## EXERCISE:
Take each line that has the word "kann" and return it.

________________________

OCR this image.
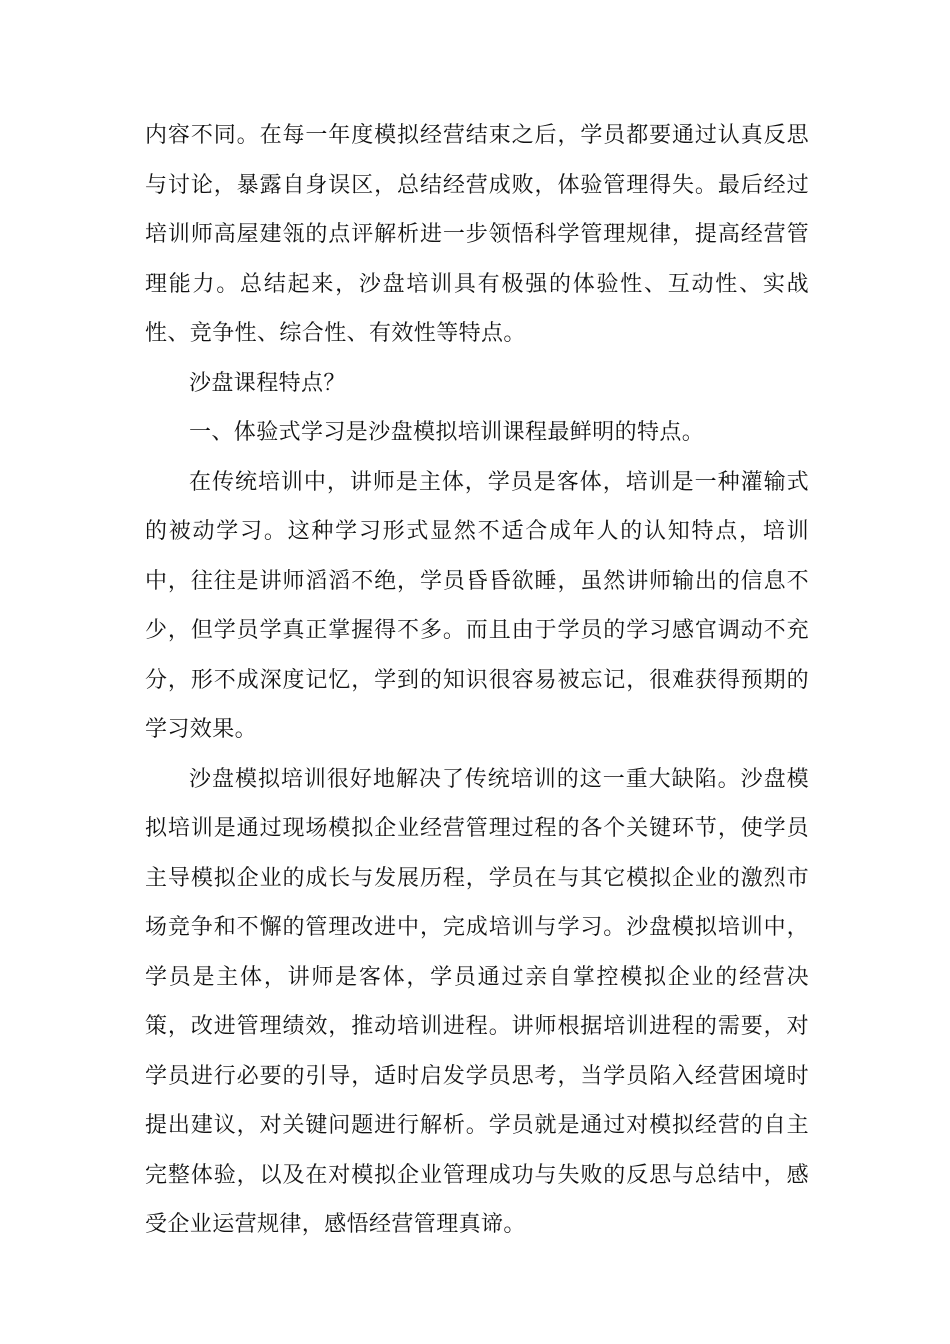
内容不同。在每一年度模拟经营结束之后，学员都要通过认真反思与讨论，暴露自身误区，总结经营成败，体验管理得失。最后经过培训师高屋建瓴的点评解析进一步领悟科学管理规律，提高经营管理能力。总结起来，沙盘培训具有极强的体验性、互动性、实战性、竞争性、综合性、有效性等特点。

沙盘课程特点？

一、体验式学习是沙盘模拟培训课程最鲜明的特点。

在传统培训中，讲师是主体，学员是客体，培训是一种灌输式的被动学习。这种学习形式显然不适合成年人的认知特点，培训中，往往是讲师滔滔不绝，学员昏昏欲睡，虽然讲师输出的信息不少，但学员学真正掌握得不多。而且由于学员的学习感官调动不充分，形不成深度记忆，学到的知识很容易被忘记，很难获得预期的学习效果。

沙盘模拟培训很好地解决了传统培训的这一重大缺陷。沙盘模拟培训是通过现场模拟企业经营管理过程的各个关键环节，使学员主导模拟企业的成长与发展历程，学员在与其它模拟企业的激烈市场竞争和不懈的管理改进中，完成培训与学习。沙盘模拟培训中，学员是主体，讲师是客体，学员通过亲自掌控模拟企业的经营决策，改进管理绩效，推动培训进程。讲师根据培训进程的需要，对学员进行必要的引导，适时启发学员思考，当学员陷入经营困境时提出建议，对关键问题进行解析。学员就是通过对模拟经营的自主完整体验，以及在对模拟企业管理成功与失败的反思与总结中，感受企业运营规律，感悟经营管理真谛。
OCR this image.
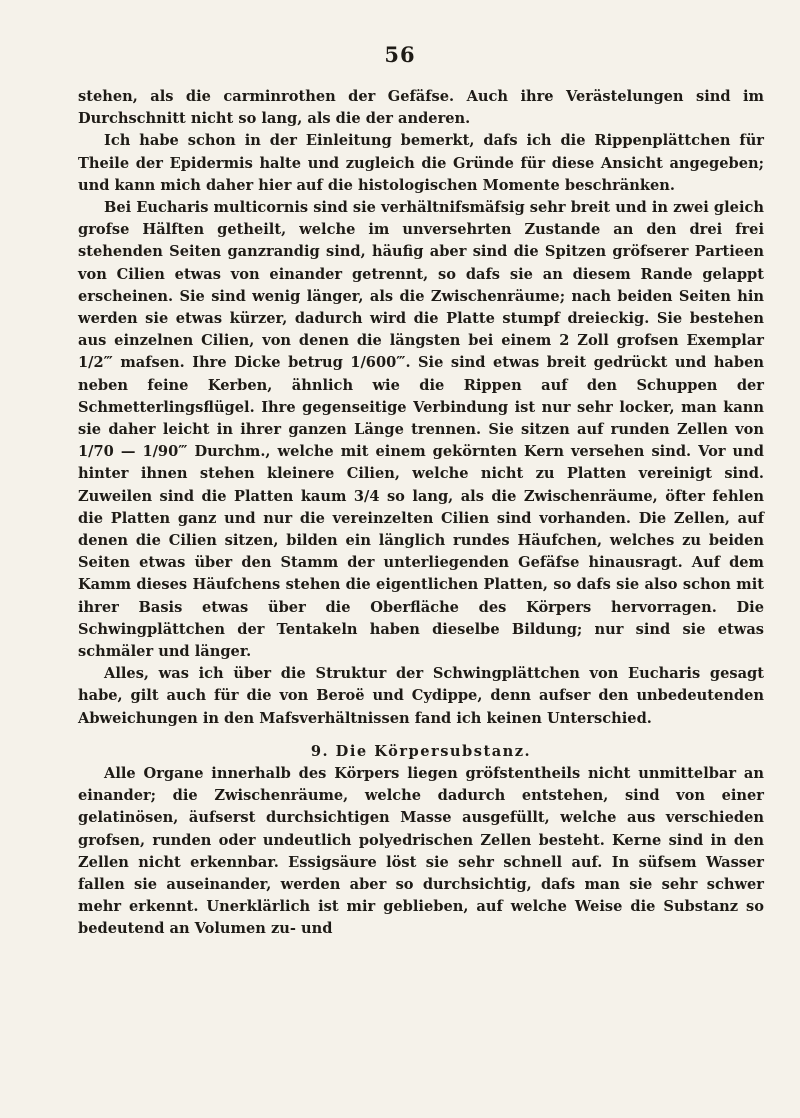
56

stehen, als die carminrothen der Gefäfse. Auch ihre Verästelungen sind im Durchschnitt nicht so lang, als die der anderen.

Ich habe schon in der Einleitung bemerkt, dafs ich die Rippenplättchen für Theile der Epidermis halte und zugleich die Gründe für diese Ansicht angegeben; und kann mich daher hier auf die histologischen Momente beschränken.

Bei Eucharis multicornis sind sie verhältnifsmäfsig sehr breit und in zwei gleich grofse Hälften getheilt, welche im unversehrten Zustande an den drei frei stehenden Seiten ganzrandig sind, häufig aber sind die Spitzen gröfserer Partieen von Cilien etwas von einander getrennt, so dafs sie an diesem Rande gelappt erscheinen. Sie sind wenig länger, als die Zwischenräume; nach beiden Seiten hin werden sie etwas kürzer, dadurch wird die Platte stumpf dreieckig. Sie bestehen aus einzelnen Cilien, von denen die längsten bei einem 2 Zoll grofsen Exemplar 1/2‴ mafsen. Ihre Dicke betrug 1/600‴. Sie sind etwas breit gedrückt und haben neben feine Kerben, ähnlich wie die Rippen auf den Schuppen der Schmetterlingsflügel. Ihre gegenseitige Verbindung ist nur sehr locker, man kann sie daher leicht in ihrer ganzen Länge trennen. Sie sitzen auf runden Zellen von 1/70 — 1/90‴ Durchm., welche mit einem gekörnten Kern versehen sind. Vor und hinter ihnen stehen kleinere Cilien, welche nicht zu Platten vereinigt sind. Zuweilen sind die Platten kaum 3/4 so lang, als die Zwischenräume, öfter fehlen die Platten ganz und nur die vereinzelten Cilien sind vorhanden. Die Zellen, auf denen die Cilien sitzen, bilden ein länglich rundes Häufchen, welches zu beiden Seiten etwas über den Stamm der unterliegenden Gefäfse hinausragt. Auf dem Kamm dieses Häufchens stehen die eigentlichen Platten, so dafs sie also schon mit ihrer Basis etwas über die Oberfläche des Körpers hervorragen. Die Schwingplättchen der Tentakeln haben dieselbe Bildung; nur sind sie etwas schmäler und länger.

Alles, was ich über die Struktur der Schwingplättchen von Eucharis gesagt habe, gilt auch für die von Beroë und Cydippe, denn aufser den unbedeutenden Abweichungen in den Mafsverhältnissen fand ich keinen Unterschied.

9. Die Körpersubstanz.

Alle Organe innerhalb des Körpers liegen gröfstentheils nicht unmittelbar an einander; die Zwischenräume, welche dadurch entstehen, sind von einer gelatinösen, äufserst durchsichtigen Masse ausgefüllt, welche aus verschieden grofsen, runden oder undeutlich polyedrischen Zellen besteht. Kerne sind in den Zellen nicht erkennbar. Essigsäure löst sie sehr schnell auf. In süfsem Wasser fallen sie auseinander, werden aber so durchsichtig, dafs man sie sehr schwer mehr erkennt. Unerklärlich ist mir geblieben, auf welche Weise die Substanz so bedeutend an Volumen zu- und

________________________

## IN RESPONSE:
Ich habe schon in der Einleitung bemerkt, dafs ich die Rippenplättchen für Theile der Epidermis halte und zugleich die Gründe für diese Ansicht angegeben; und kann mich daher hier auf die histologischen Momente beschränken.
Bei Eucharis multicornis sind sie verhältnifsmäfsig sehr breit und in zwei gleich grofse Hälften getheilt, welche im unversehrten Zustande an den drei frei stehenden Seiten ganzrandig sind, häufig aber sind die Spitzen gröfserer Partieen von Cilien etwas von einander getrennt, so dafs sie an diesem Rande gelappt erscheinen. Sie sind wenig länger, als die Zwischenräume; nach beiden Seiten hin werden sie etwas kürzer, dadurch wird die Platte stumpf dreieckig. Sie bestehen aus einzelnen Cilien, von denen die längsten bei einem 2 Zoll grofsen Exemplar 1/2‴ mafsen. Ihre Dicke betrug 1/600‴. Sie sind etwas breit gedrückt und haben neben feine Kerben, ähnlich wie die Rippen auf den Schuppen der Schmetterlingsflügel. Ihre gegenseitige Verbindung ist nur sehr locker, man kann sie daher leicht in ihrer ganzen Länge trennen. Sie sitzen auf runden Zellen von 1/70 — 1/90‴ Durchm., welche mit einem gekörnten Kern versehen sind. Vor und hinter ihnen stehen kleinere Cilien, welche nicht zu Platten vereinigt sind. Zuweilen sind die Platten kaum 3/4 so lang, als die Zwischenräume, öfter fehlen die Platten ganz und nur die vereinzelten Cilien sind vorhanden. Die Zellen, auf denen die Cilien sitzen, bilden ein länglich rundes Häufchen, welches zu beiden Seiten etwas über den Stamm der unterliegenden Gefäfse hinausragt. Auf dem Kamm dieses Häufchens stehen die eigentlichen Platten, so dafs sie also schon mit ihrer Basis etwas über die Oberfläche des Körpers hervorragen. Die Schwingplättchen der Tentakeln haben dieselbe Bildung; nur sind sie etwas schmäler und länger.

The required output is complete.